DIRECTIONS FOR THIS TASK: Using the data below, copy each line that includes the word "Univariate".

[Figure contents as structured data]
===

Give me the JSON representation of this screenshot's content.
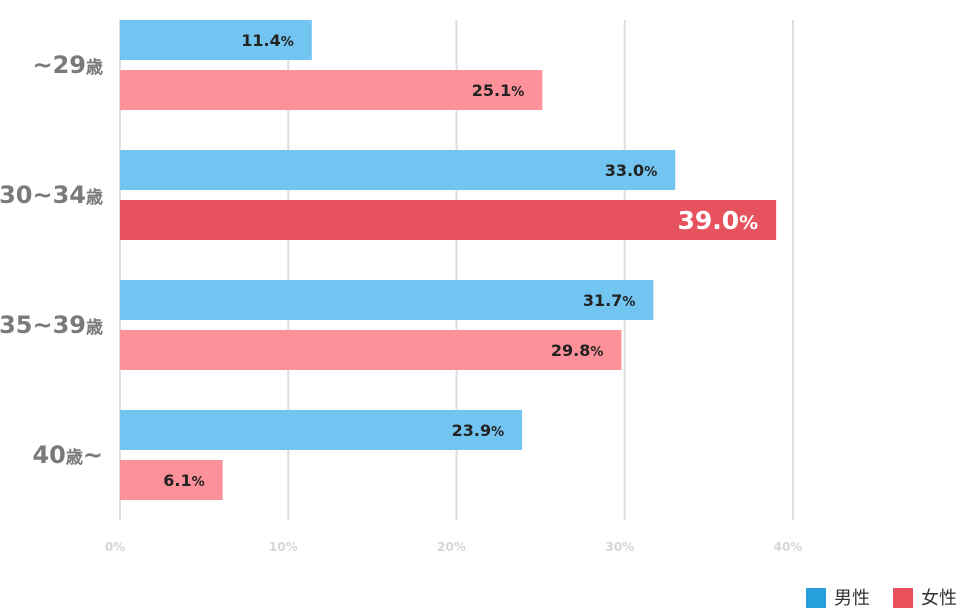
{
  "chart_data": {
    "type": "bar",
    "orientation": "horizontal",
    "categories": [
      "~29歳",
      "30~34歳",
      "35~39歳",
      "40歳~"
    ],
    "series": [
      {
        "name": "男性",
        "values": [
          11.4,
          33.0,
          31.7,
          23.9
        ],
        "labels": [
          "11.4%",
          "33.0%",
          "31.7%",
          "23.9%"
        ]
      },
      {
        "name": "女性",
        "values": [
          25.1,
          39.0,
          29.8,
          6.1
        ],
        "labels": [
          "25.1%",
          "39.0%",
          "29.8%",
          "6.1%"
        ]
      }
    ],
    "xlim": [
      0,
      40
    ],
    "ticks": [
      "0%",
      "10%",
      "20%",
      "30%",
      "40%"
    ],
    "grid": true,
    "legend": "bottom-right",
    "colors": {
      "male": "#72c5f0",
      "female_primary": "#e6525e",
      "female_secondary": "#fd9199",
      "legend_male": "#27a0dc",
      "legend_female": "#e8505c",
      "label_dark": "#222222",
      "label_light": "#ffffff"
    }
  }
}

===

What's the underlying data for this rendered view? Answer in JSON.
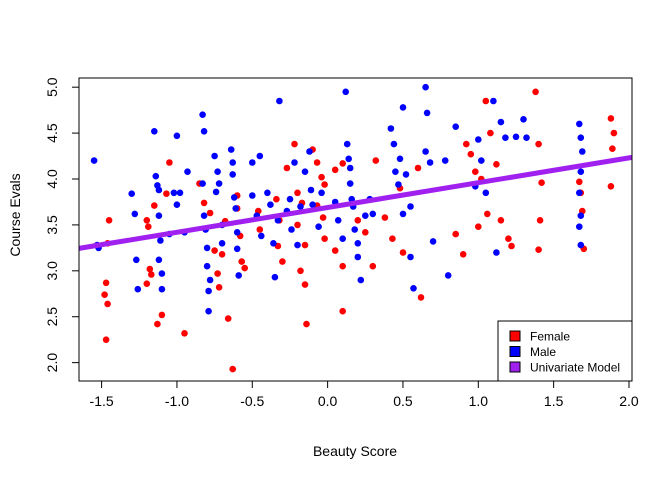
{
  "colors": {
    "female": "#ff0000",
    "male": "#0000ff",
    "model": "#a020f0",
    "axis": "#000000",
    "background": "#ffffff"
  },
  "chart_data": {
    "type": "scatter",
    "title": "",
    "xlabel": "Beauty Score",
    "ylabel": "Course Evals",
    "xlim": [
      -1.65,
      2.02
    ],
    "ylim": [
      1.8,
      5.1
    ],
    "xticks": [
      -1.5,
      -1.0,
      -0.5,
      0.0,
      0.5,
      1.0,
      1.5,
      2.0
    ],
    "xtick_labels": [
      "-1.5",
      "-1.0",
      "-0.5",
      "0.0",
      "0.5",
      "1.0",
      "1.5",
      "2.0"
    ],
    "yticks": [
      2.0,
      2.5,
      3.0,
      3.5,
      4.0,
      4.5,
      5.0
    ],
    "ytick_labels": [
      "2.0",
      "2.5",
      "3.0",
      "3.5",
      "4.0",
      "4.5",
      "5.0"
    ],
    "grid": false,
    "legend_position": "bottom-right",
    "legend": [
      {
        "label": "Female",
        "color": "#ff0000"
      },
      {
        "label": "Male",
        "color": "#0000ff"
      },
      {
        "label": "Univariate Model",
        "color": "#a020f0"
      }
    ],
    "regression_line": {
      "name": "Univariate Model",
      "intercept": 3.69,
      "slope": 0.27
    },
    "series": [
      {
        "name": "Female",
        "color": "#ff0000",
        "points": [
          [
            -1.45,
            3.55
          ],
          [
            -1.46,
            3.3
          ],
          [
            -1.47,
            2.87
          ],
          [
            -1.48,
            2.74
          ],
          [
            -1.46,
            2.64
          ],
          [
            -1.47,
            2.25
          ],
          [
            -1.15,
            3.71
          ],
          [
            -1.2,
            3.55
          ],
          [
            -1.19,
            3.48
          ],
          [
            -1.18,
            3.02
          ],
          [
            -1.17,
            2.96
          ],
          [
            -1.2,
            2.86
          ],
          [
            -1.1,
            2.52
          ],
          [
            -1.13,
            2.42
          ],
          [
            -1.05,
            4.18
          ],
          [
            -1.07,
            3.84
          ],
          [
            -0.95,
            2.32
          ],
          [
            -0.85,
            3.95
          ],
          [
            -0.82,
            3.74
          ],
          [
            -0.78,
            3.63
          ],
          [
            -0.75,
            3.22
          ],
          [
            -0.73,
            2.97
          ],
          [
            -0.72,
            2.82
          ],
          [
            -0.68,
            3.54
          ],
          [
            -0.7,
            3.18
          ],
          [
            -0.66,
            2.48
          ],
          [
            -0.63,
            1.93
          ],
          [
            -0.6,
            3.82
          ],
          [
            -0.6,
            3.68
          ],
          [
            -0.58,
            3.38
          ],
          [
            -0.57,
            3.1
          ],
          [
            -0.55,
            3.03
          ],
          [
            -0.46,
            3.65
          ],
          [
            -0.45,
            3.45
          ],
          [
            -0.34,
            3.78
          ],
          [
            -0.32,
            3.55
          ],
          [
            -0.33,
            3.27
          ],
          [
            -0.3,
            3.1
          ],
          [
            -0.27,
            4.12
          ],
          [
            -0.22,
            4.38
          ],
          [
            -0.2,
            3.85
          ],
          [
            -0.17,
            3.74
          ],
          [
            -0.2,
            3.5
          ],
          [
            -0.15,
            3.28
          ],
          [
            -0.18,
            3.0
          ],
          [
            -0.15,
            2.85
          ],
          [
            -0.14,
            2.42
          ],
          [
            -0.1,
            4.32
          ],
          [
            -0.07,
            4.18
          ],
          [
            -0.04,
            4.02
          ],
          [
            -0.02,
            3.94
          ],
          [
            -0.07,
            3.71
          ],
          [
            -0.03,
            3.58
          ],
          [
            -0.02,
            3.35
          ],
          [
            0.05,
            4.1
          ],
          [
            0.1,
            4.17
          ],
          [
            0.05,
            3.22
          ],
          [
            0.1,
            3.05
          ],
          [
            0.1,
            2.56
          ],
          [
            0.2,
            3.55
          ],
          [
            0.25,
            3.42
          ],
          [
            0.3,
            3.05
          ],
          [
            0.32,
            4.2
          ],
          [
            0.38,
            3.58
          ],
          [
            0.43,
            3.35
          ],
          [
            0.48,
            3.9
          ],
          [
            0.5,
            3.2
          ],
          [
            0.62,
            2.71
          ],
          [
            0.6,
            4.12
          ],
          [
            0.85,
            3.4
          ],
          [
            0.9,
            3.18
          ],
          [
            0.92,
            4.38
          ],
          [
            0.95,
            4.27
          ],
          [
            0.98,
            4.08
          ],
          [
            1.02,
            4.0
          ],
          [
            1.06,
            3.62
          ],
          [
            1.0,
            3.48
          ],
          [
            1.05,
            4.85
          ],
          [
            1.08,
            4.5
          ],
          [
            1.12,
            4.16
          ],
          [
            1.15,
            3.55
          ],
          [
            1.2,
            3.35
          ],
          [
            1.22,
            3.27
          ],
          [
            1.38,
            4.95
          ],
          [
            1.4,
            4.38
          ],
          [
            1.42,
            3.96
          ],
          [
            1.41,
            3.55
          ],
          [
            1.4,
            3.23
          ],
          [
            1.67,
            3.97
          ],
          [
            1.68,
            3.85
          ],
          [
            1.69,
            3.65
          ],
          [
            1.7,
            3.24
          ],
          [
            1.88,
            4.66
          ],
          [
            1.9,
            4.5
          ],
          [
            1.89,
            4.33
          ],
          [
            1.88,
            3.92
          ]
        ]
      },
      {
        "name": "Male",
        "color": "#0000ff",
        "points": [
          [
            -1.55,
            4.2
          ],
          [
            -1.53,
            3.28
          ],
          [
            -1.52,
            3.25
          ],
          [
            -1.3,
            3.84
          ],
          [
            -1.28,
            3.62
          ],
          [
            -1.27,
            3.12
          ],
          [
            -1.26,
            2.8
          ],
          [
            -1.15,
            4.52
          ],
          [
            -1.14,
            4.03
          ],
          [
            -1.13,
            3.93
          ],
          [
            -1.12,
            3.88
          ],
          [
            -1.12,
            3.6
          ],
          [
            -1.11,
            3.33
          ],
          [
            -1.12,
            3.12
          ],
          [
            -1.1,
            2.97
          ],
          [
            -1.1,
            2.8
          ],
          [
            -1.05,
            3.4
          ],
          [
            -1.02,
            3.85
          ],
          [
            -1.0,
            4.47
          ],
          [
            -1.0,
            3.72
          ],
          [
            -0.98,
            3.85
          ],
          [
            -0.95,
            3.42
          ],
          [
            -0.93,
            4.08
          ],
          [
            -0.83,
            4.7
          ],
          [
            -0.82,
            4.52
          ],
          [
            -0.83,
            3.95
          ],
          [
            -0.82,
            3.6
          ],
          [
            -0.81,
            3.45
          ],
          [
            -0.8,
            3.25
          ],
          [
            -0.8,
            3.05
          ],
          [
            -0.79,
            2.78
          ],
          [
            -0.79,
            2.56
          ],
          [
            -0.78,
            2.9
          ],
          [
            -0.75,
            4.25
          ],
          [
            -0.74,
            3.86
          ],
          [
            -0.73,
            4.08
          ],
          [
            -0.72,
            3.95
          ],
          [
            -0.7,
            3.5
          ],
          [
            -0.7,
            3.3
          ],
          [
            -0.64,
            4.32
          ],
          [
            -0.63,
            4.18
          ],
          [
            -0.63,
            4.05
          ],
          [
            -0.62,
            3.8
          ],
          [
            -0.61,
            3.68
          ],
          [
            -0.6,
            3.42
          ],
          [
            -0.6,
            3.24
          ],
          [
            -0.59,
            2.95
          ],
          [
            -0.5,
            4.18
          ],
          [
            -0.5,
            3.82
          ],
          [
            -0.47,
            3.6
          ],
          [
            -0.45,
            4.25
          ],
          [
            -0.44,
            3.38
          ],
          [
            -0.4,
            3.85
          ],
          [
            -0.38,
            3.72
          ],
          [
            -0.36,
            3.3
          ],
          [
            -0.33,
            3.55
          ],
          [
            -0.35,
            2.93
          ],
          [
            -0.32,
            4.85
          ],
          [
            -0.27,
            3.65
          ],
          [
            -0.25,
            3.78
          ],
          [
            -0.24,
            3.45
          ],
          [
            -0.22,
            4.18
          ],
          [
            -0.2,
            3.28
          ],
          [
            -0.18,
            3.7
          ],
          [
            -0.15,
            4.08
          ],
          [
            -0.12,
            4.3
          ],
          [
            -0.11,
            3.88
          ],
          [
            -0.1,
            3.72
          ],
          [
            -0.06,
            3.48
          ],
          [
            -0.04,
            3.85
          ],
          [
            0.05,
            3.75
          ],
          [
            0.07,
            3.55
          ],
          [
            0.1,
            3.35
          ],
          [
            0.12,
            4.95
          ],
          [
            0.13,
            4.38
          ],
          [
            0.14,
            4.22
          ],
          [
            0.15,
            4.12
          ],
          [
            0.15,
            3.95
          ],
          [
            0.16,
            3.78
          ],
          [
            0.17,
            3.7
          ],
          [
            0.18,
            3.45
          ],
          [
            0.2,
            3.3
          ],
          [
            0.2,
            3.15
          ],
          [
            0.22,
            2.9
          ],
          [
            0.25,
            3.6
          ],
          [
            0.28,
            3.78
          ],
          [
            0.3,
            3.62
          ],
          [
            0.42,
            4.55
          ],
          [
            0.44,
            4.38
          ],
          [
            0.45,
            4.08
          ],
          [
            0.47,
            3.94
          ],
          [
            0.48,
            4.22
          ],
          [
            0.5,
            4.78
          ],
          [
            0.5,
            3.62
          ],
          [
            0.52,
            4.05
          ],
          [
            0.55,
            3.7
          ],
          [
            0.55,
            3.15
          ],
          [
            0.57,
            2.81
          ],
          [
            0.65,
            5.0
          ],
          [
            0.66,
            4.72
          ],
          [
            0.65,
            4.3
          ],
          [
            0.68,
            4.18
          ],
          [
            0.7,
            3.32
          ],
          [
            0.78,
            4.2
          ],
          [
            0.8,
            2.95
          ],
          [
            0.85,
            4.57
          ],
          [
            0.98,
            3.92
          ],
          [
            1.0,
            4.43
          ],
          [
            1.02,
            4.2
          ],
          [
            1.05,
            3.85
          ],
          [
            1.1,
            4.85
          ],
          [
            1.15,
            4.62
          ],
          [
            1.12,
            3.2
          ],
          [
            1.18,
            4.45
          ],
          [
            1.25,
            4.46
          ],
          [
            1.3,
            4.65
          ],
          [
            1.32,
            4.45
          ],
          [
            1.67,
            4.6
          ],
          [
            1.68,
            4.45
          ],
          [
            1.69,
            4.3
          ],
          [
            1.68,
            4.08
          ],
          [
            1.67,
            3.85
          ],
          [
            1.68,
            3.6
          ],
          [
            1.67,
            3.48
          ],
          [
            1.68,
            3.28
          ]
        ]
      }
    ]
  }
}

===

EXERCISE ANSWER:
        "label": "Univariate Model",
      "name": "Univariate Model",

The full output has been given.